══ ИСХОДНЫЙ ТЕКСТ ══

Дед – Сергей Васильевич Моисеев был тогда еще на Дальнем Востоке, где он занимал высокий железнодорожный пост – он был начальником дальневосточного железнодорожного округа. Дед происходил из старой дворянской семьи, но не земельного дворянства, а служилого. Дед не был помещиком. Во всяком случае, семейные воспоминания не сохранили в памяти рассказов о каких либо имениях или вообще о земельной собственности и помещечьей деятетельности. А вот о перепетиях разной государевой службы, воспоминаний было много. Дед любил рассказывать о всевозможных приключениях и заслугах различных должностных лиц, преимущественно военных, офицерах разнообразных армейских полков, бывших его родственниками.

═══
══ ФРАГМЕНТЫ СТРОК ══

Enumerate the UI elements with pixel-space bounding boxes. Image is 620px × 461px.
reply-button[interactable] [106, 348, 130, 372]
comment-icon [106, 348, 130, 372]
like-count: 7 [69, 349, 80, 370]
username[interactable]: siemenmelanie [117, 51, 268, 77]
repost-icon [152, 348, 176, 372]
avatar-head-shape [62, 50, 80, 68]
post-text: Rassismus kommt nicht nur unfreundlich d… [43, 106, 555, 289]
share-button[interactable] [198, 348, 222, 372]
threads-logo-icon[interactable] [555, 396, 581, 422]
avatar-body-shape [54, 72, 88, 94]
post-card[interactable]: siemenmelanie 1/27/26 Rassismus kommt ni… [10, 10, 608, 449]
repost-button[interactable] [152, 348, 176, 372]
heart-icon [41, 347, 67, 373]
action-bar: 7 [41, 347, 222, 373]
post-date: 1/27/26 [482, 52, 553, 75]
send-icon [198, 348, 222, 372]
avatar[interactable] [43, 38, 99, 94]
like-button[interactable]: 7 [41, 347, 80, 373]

═══

» **ЗАДАНИЕ**
Перепиши без изменений отрывок из воспоминаний о деде от «Дед – Сергей» до «бывших его родственниками.».

» **ОТВЕТ**
Дед – Сергей Васильевич Моисеев был тогда еще на Дальнем Востоке, где он занимал высокий железнодорожный пост – он был начальником дальневосточного железнодорожного округа. Дед происходил из старой дворянской семьи, но не земельного дворянства, а служилого. Дед не был помещиком. Во всяком случае, семейные воспоминания не сохранили в памяти рассказов о каких либо имениях или вообще о земельной собственности и помещечьей деятетельности. А вот о перепетиях разной государевой службы, воспоминаний было много. Дед любил рассказывать о всевозможных приключениях и заслугах различных должностных лиц, преимущественно военных, офицерах разнообразных армейских полков, бывших его родственниками.